SOURCE:
L’alternance légitime le Conseil constitutionnel dans la mesure où celui-ci joue le rôle de protecteur du principe d’alternance. En conférant un " certificat de constitutionnalité " (p.32) aux réformes politiques, le Conseil constitutionnel concilie la volonté des électeurs exprimée par les gouvernants avec " l’ordre constitutionnel ". La majorité au pouvoir incarne seulement une majorité temporaire et partielle qui s’oppose à celle de la nation souveraine, entité abstraite englobant le passé, le présent et le futur. Ce rôle de protecteur, le Conseil constitutionnel l’exerce à l’égard du principe d’alternance " institutionnelle " et " substantielle ".

Protections

Le principe " d’alternance institutionnelle " (p.27), c’est-à-dire la répartition des compétences entre les pouvoirs, est protégé à la fois au niveau horizontal (entre pouvoirs législatif et exécutif), vertical (entre pouvoirs central et local) et politique (entre partis de la majorité et de l’opposition) de la répartition des compétences. Au niveau horizontal, le Conseil constitutionnel veille à ce qu’aucun des trois pouvoirs n’empiète sur les prérogatives des deux autres. Ce contrôle juridique permet de pallier les lacunes du contrôle politique engendrées par le fait majoritaire. Créé à l’origine pour cantonner le législateur dans le champ de l’article 34 de la constitution, le Conseil constitutionnel a permis d’asseoir, par une jurisprudence audacieuse (notamment depuis la décision du 30 juillet 1982), un véritable " plateau continental de la loi " (formule du doyen Henry Roussillon, citée p.48). Le Conseil constitutionnel joue, d’autre part, un rôle important en vérifiant la régularité des opérations électorales et référendaires. En veillant à la fois au respect du principe d’indivisibilité et de celui de libre-administration des collectivités locales, le Conseil constitutionnel protège aussi la répartition verticale des compétences. La répartition politique des compétences, enfin, est garantie par l’extension du droit de saisine depuis les réformes fondamentales du 29 octobre 1974 et 25 juin 1992.

Le Conseil constitutionnel protège, d’autre part, le principe " d’alternance substantielle " (p.24), c’est-à-dire l’évolution des normes, au nom de la stabilité des règles juridiques. Ainsi, la technique de l’effet cliquet est utilisée par les neuf sages pour sanctionner les modifications législatives qui remettraient en cause des acquis juridiques. Le contrôle minutieux des lois électorales (mode de scrutin et découpage électoral) conduit, ensuite, le juge constitutionnel à sanctionner toute instrumentalisation des règles de droit par la majorité au pouvoir pour éviter une alternance. En matière de droit de la presse, le Conseil constitutionnel a sanctionné à plusieurs reprises la nouvelle majorité qui tentait de remettre en cause la liberté de communication et l’indépendance des médias.

CONSIGNE: Reproduisez à l'identique le passage du texte sur le Conseil constitutionnel qui s'ouvre sur les mots "Le Conseil constitutionnel protège, d’autre" et s'achève sur "l’indépendance des médias.".

EXTRAIT SOURCE:
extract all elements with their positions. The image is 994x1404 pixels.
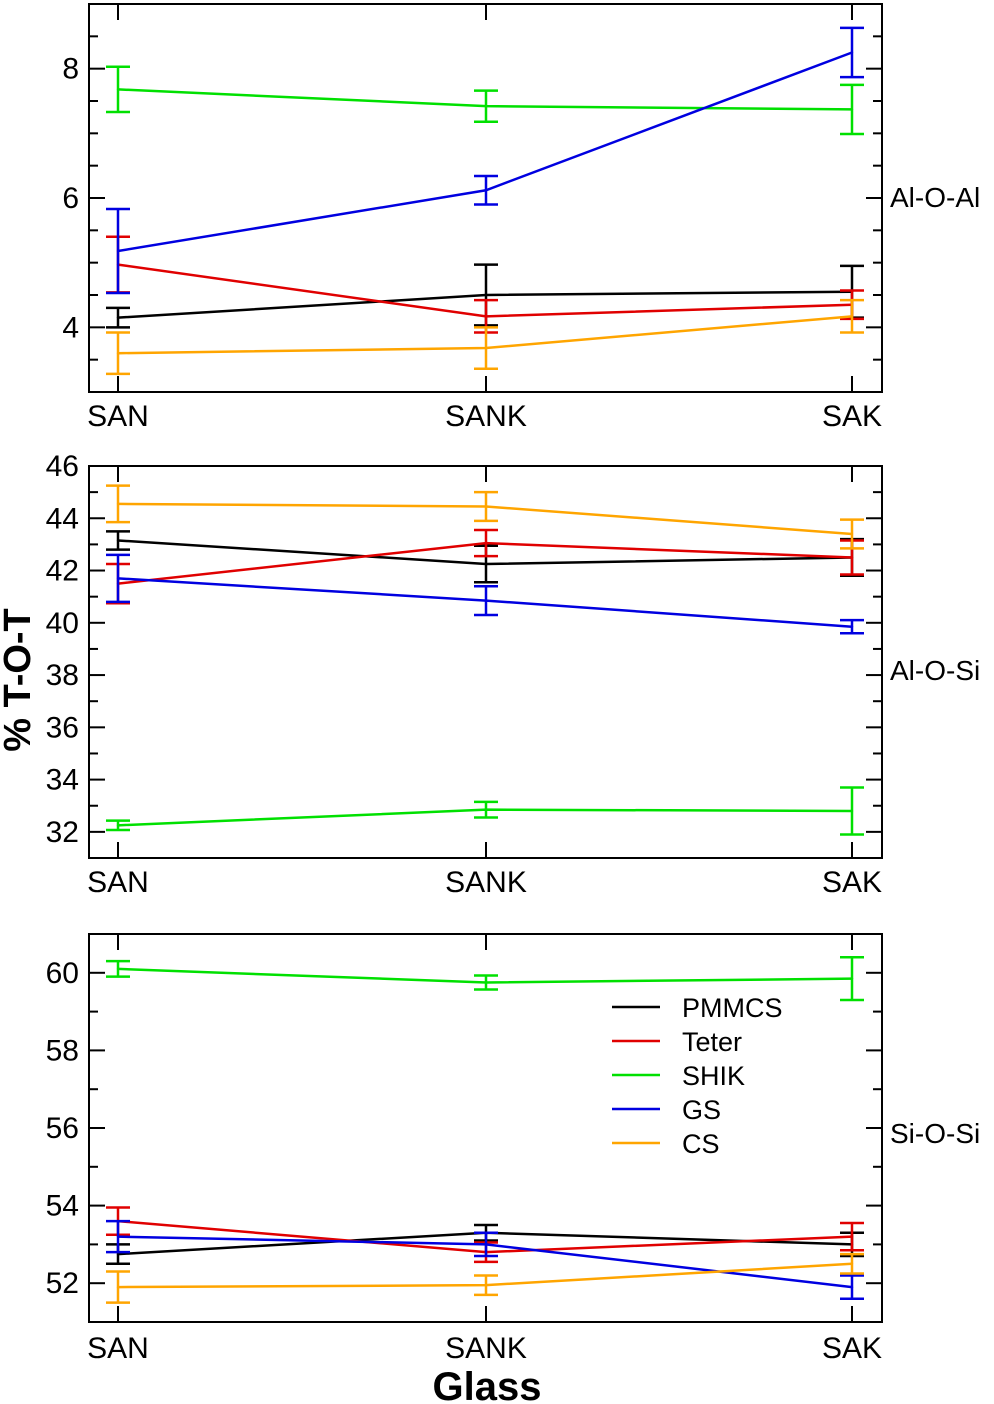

RÉSULTAT:
Le Conseil constitutionnel protège, d’autre part, le principe " d’alternance substantielle " (p.24), c’est-à-dire l’évolution des normes, au nom de la stabilité des règles juridiques. Ainsi, la technique de l’effet cliquet est utilisée par les neuf sages pour sanctionner les modifications législatives qui remettraient en cause des acquis juridiques. Le contrôle minutieux des lois électorales (mode de scrutin et découpage électoral) conduit, ensuite, le juge constitutionnel à sanctionner toute instrumentalisation des règles de droit par la majorité au pouvoir pour éviter une alternance. En matière de droit de la presse, le Conseil constitutionnel a sanctionné à plusieurs reprises la nouvelle majorité qui tentait de remettre en cause la liberté de communication et l’indépendance des médias.